◆ DATA EXCERPTS:

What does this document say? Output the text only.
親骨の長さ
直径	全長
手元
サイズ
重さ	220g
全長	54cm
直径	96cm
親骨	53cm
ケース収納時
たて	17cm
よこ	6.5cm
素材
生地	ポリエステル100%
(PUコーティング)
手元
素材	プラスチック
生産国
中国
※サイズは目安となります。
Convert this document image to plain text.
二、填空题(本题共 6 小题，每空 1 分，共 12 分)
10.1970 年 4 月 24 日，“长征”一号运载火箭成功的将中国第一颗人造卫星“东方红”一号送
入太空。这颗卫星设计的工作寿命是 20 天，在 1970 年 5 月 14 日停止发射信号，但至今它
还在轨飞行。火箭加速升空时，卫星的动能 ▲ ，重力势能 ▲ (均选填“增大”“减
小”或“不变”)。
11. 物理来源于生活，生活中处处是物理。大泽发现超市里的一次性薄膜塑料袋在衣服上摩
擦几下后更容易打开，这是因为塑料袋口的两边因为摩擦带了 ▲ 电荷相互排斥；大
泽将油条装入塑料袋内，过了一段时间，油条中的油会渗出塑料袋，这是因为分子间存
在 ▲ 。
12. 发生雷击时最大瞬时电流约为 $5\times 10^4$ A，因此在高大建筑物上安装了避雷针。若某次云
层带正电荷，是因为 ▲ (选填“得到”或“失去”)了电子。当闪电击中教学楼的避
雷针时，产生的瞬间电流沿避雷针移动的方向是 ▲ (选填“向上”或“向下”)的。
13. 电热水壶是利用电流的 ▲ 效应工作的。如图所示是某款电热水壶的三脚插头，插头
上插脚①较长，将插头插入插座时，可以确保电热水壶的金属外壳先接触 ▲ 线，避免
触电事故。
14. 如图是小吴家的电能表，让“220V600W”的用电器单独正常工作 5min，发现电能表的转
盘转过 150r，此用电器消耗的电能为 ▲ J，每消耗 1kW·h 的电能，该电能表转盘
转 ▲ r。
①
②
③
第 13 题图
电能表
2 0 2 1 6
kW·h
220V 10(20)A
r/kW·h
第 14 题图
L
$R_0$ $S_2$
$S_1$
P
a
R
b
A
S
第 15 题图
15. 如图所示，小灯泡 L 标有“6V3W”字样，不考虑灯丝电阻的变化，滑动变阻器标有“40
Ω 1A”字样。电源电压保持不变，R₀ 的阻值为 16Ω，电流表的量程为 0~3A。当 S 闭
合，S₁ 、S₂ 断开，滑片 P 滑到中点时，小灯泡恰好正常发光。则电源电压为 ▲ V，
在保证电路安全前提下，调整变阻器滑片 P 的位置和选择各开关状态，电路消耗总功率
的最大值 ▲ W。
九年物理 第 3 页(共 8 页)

◆ EXERCISE AIM: Repeat the entries shown above, every one, word for word.

◆ OUTPUT:
What does this document say? Output the text only.
親骨の長さ
直径	全長
手元
サイズ
重さ	220g
全長	54cm
直径	96cm
親骨	53cm
ケース収納時
たて	17cm
よこ	6.5cm
素材
生地	ポリエステル100%
(PUコーティング)
手元
素材	プラスチック
生産国
中国
※サイズは目安となります。
Convert this document image to plain text.
二、填空题(本题共 6 小题，每空 1 分，共 12 分)
10.1970 年 4 月 24 日，“长征”一号运载火箭成功的将中国第一颗人造卫星“东方红”一号送
入太空。这颗卫星设计的工作寿命是 20 天，在 1970 年 5 月 14 日停止发射信号，但至今它
还在轨飞行。火箭加速升空时，卫星的动能 ▲ ，重力势能 ▲ (均选填“增大”“减
小”或“不变”)。
11. 物理来源于生活，生活中处处是物理。大泽发现超市里的一次性薄膜塑料袋在衣服上摩
擦几下后更容易打开，这是因为塑料袋口的两边因为摩擦带了 ▲ 电荷相互排斥；大
泽将油条装入塑料袋内，过了一段时间，油条中的油会渗出塑料袋，这是因为分子间存
在 ▲ 。
12. 发生雷击时最大瞬时电流约为 $5\times 10^4$ A，因此在高大建筑物上安装了避雷针。若某次云
层带正电荷，是因为 ▲ (选填“得到”或“失去”)了电子。当闪电击中教学楼的避
雷针时，产生的瞬间电流沿避雷针移动的方向是 ▲ (选填“向上”或“向下”)的。
13. 电热水壶是利用电流的 ▲ 效应工作的。如图所示是某款电热水壶的三脚插头，插头
上插脚①较长，将插头插入插座时，可以确保电热水壶的金属外壳先接触 ▲ 线，避免
触电事故。
14. 如图是小吴家的电能表，让“220V600W”的用电器单独正常工作 5min，发现电能表的转
盘转过 150r，此用电器消耗的电能为 ▲ J，每消耗 1kW·h 的电能，该电能表转盘
转 ▲ r。
①
②
③
第 13 题图
电能表
2 0 2 1 6
kW·h
220V 10(20)A
r/kW·h
第 14 题图
L
$R_0$ $S_2$
$S_1$
P
a
R
b
A
S
第 15 题图
15. 如图所示，小灯泡 L 标有“6V3W”字样，不考虑灯丝电阻的变化，滑动变阻器标有“40
Ω 1A”字样。电源电压保持不变，R₀ 的阻值为 16Ω，电流表的量程为 0~3A。当 S 闭
合，S₁ 、S₂ 断开，滑片 P 滑到中点时，小灯泡恰好正常发光。则电源电压为 ▲ V，
在保证电路安全前提下，调整变阻器滑片 P 的位置和选择各开关状态，电路消耗总功率
的最大值 ▲ W。
九年物理 第 3 页(共 8 页)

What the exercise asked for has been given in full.